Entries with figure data

-.-.-

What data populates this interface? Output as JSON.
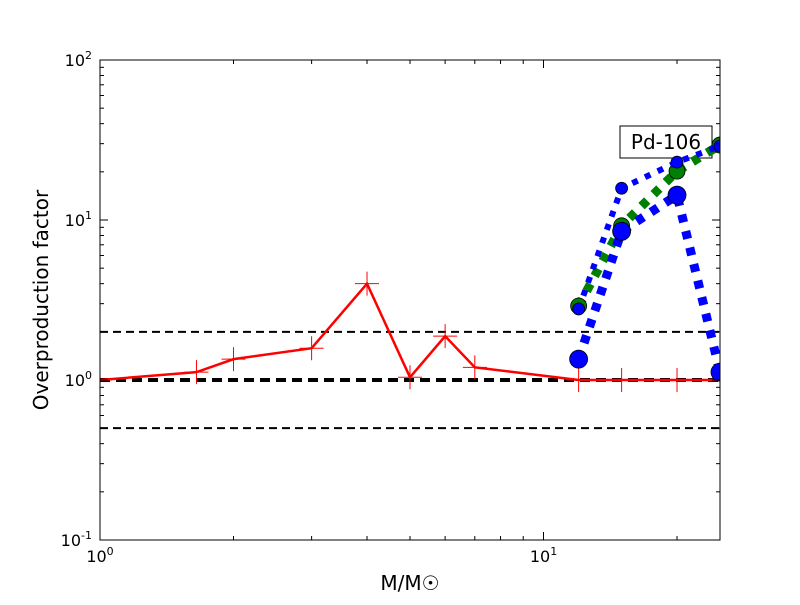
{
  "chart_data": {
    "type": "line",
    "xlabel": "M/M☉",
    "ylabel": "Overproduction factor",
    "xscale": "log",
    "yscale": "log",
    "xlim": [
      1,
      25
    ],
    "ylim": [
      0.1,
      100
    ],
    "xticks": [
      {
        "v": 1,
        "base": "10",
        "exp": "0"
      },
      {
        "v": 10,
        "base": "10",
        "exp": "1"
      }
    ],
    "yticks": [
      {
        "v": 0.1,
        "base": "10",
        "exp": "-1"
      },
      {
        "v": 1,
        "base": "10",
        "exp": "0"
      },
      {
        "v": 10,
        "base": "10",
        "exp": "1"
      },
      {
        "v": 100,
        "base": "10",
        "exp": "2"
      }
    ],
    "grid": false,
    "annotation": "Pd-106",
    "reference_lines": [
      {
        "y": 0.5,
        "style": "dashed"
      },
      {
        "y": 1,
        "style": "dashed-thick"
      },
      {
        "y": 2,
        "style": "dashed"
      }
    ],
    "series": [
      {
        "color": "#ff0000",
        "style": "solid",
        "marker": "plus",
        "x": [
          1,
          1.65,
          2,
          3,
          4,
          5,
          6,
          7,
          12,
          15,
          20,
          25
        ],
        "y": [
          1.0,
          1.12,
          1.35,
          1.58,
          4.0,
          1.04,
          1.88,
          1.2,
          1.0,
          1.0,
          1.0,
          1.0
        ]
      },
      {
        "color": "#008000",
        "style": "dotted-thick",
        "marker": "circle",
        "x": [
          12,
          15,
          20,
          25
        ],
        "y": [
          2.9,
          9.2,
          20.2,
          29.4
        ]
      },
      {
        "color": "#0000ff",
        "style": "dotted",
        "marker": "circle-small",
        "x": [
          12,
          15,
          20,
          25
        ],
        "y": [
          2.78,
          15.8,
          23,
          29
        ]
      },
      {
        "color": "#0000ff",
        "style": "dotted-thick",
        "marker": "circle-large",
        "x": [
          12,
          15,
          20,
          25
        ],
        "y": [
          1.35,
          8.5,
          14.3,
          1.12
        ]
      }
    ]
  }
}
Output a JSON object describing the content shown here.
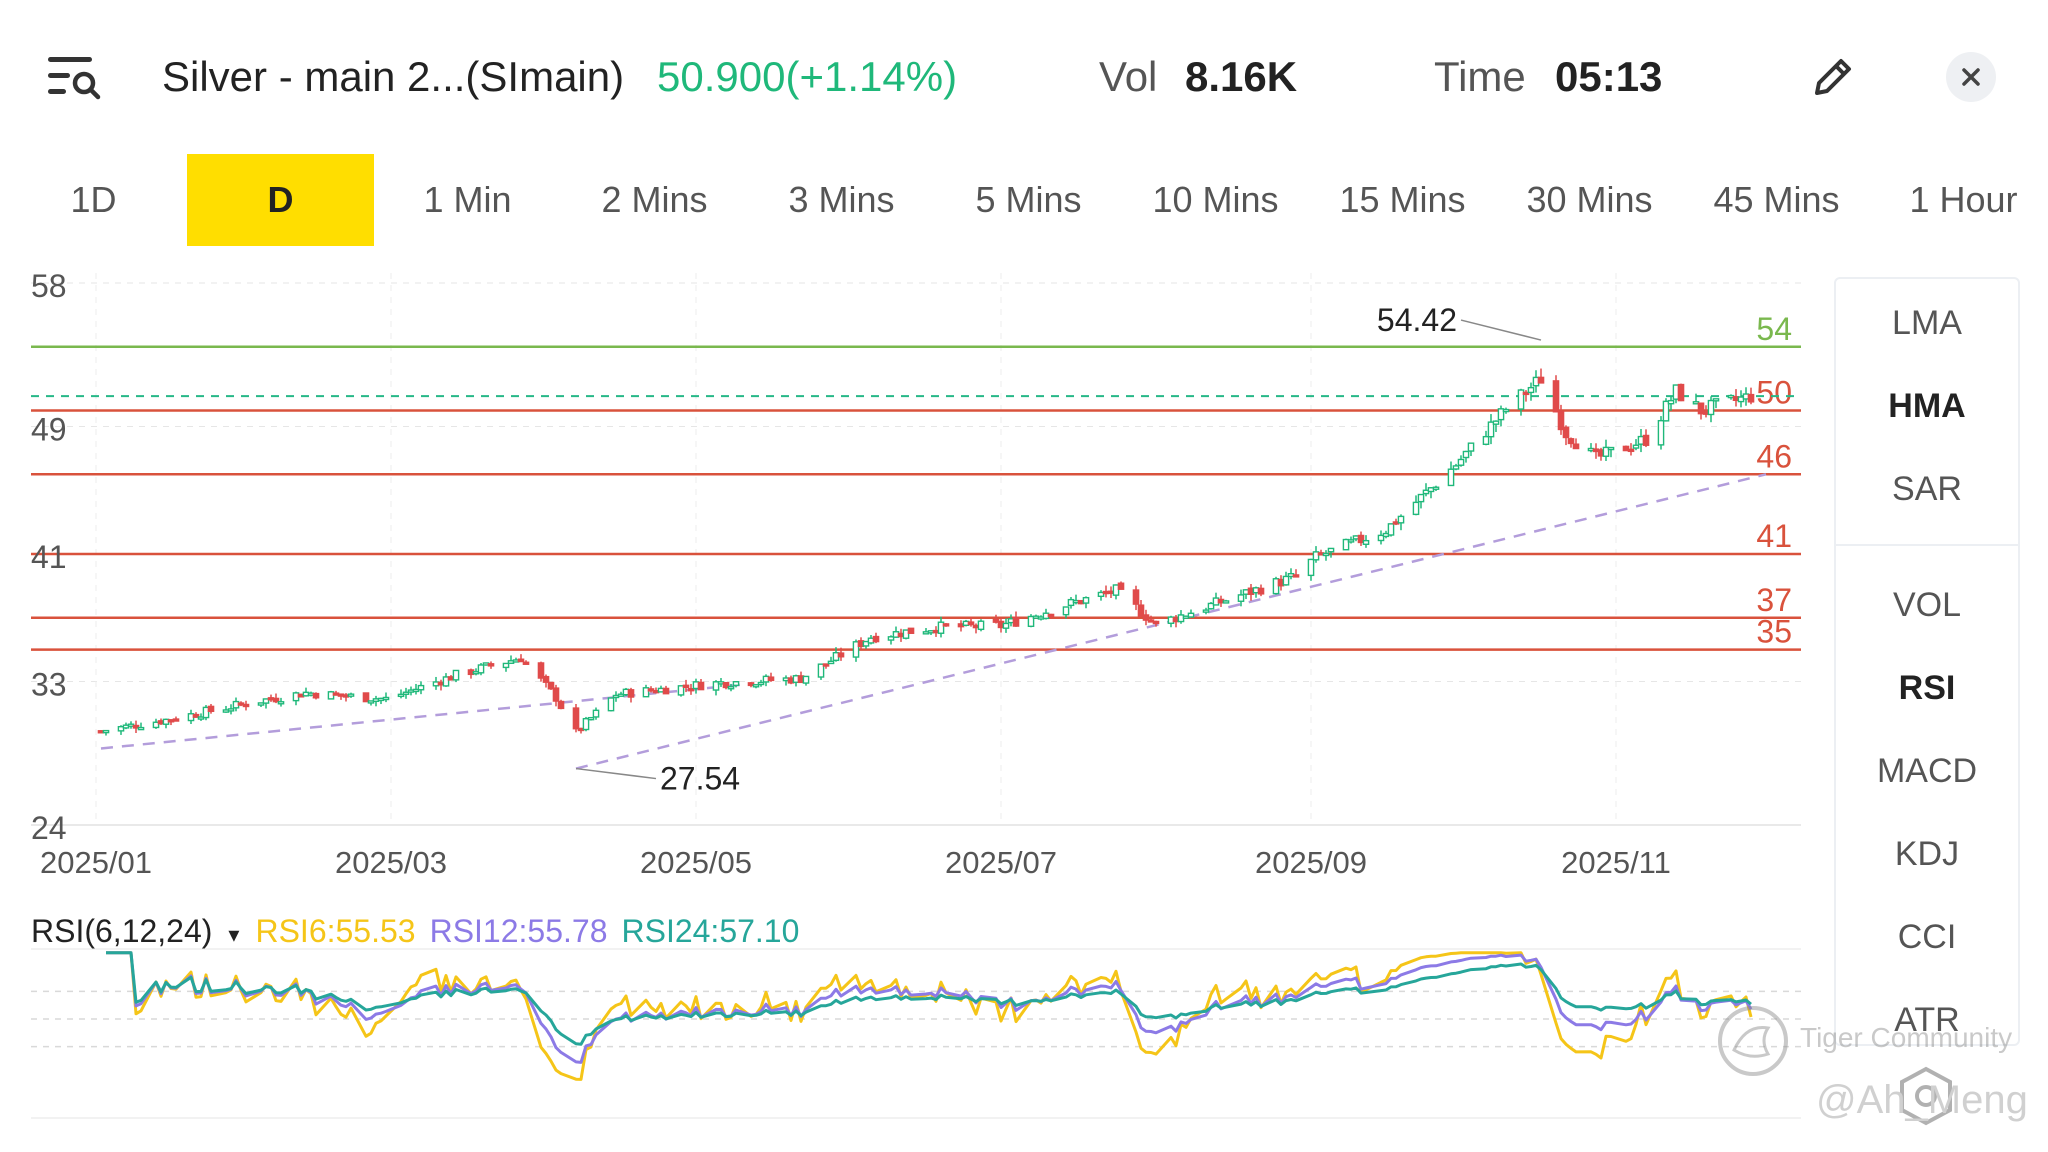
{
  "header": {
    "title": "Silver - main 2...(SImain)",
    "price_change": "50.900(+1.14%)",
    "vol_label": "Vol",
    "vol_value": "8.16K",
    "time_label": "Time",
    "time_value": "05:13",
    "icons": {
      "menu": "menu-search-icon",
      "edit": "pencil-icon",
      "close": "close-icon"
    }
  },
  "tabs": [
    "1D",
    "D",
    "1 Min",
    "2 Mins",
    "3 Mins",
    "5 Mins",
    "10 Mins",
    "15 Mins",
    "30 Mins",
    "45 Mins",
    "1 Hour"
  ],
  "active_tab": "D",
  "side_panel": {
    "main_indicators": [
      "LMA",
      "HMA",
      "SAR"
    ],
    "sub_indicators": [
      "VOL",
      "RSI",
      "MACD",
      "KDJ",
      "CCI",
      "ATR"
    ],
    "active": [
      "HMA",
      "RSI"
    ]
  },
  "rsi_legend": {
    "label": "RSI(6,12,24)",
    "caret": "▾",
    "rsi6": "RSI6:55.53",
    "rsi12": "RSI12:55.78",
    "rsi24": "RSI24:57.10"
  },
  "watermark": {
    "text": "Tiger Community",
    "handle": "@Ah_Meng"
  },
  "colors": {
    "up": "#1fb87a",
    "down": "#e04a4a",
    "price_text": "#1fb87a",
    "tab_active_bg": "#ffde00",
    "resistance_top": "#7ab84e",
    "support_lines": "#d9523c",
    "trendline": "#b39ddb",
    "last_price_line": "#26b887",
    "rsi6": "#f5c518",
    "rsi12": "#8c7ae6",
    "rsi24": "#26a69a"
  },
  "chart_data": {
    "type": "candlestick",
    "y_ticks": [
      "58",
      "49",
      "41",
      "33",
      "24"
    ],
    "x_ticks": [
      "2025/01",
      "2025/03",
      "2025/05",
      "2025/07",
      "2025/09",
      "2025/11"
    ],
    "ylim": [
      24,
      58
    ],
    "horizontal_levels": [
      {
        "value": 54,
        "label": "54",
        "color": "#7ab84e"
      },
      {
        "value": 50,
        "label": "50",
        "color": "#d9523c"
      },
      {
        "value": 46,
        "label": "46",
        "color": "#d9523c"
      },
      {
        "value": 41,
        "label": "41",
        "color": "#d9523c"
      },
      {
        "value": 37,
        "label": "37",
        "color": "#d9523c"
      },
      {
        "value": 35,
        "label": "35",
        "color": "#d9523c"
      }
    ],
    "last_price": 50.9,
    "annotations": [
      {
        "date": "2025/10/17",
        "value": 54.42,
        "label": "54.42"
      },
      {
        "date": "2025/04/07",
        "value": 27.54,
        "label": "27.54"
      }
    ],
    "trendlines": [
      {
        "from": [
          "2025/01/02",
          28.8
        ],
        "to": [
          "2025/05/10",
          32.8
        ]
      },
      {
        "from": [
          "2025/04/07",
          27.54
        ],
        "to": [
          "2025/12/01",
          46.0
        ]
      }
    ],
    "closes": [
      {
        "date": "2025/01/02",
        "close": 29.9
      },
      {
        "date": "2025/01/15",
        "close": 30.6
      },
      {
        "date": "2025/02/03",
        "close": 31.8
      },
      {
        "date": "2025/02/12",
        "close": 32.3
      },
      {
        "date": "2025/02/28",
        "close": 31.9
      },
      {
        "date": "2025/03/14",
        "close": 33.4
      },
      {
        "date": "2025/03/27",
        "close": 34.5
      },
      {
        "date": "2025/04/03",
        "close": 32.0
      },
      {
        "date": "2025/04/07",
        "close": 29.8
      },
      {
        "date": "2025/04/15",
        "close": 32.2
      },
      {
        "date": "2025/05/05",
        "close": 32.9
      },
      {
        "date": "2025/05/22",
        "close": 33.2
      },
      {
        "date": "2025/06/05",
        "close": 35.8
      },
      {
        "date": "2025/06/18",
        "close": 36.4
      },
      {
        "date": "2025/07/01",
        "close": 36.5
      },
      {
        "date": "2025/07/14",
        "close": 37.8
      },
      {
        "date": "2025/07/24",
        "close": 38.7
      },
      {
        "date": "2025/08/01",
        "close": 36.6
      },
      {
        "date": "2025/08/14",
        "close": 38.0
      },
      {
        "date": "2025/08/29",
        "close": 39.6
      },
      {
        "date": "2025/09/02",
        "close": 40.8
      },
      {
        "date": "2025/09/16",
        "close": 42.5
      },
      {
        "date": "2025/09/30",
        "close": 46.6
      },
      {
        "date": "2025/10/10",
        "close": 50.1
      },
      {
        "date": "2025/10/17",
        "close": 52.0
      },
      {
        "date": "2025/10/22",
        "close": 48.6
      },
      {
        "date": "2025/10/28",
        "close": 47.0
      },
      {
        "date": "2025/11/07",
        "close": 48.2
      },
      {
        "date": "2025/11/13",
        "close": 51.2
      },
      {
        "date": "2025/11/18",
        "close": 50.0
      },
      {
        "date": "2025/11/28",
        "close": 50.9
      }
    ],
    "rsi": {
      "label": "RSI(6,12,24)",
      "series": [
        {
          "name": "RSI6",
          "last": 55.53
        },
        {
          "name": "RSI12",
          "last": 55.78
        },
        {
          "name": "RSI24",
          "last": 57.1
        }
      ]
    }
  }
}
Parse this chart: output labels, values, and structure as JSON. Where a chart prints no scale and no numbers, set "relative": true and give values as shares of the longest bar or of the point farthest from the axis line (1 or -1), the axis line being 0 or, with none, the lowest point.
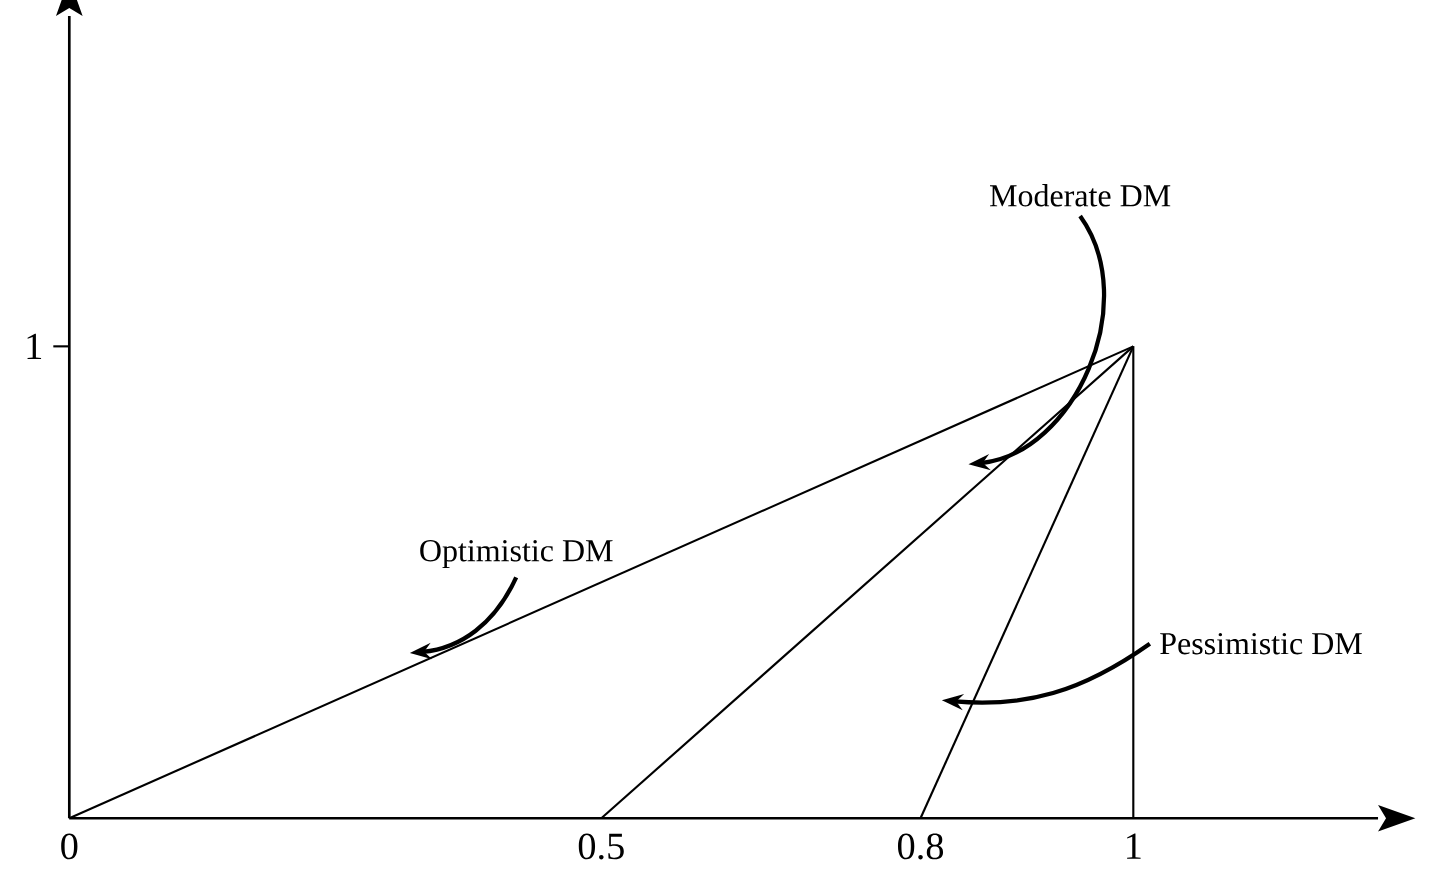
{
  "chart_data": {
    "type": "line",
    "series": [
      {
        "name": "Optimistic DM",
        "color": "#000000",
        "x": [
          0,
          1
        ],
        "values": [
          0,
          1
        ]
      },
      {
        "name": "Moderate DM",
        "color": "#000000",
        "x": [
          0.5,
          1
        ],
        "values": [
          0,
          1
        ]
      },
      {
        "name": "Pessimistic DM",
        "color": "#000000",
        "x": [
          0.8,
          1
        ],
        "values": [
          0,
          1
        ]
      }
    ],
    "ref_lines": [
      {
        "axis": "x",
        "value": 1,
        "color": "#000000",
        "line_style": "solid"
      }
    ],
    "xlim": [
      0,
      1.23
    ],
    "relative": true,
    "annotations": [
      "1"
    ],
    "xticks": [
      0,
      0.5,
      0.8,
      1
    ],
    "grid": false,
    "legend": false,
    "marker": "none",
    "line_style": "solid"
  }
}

-.-.-

▸ **Exercise task**: Emit the lines of the data above from the one containing "Parse this chart: output" through its final line, both endpoints included. Pictures do not belong in the output.

▸ **Full output**:
Parse this chart: output labels, values, and structure as JSON. Where a chart prints no scale and no numbers, set "relative": true and give values as shares of the longest bar or of the point farthest from the axis line (1 or -1), the axis line being 0 or, with none, the lowest point.
{
  "chart_data": {
    "type": "line",
    "series": [
      {
        "name": "Optimistic DM",
        "color": "#000000",
        "x": [
          0,
          1
        ],
        "values": [
          0,
          1
        ]
      },
      {
        "name": "Moderate DM",
        "color": "#000000",
        "x": [
          0.5,
          1
        ],
        "values": [
          0,
          1
        ]
      },
      {
        "name": "Pessimistic DM",
        "color": "#000000",
        "x": [
          0.8,
          1
        ],
        "values": [
          0,
          1
        ]
      }
    ],
    "ref_lines": [
      {
        "axis": "x",
        "value": 1,
        "color": "#000000",
        "line_style": "solid"
      }
    ],
    "xlim": [
      0,
      1.23
    ],
    "relative": true,
    "annotations": [
      "1"
    ],
    "xticks": [
      0,
      0.5,
      0.8,
      1
    ],
    "grid": false,
    "legend": false,
    "marker": "none",
    "line_style": "solid"
  }
}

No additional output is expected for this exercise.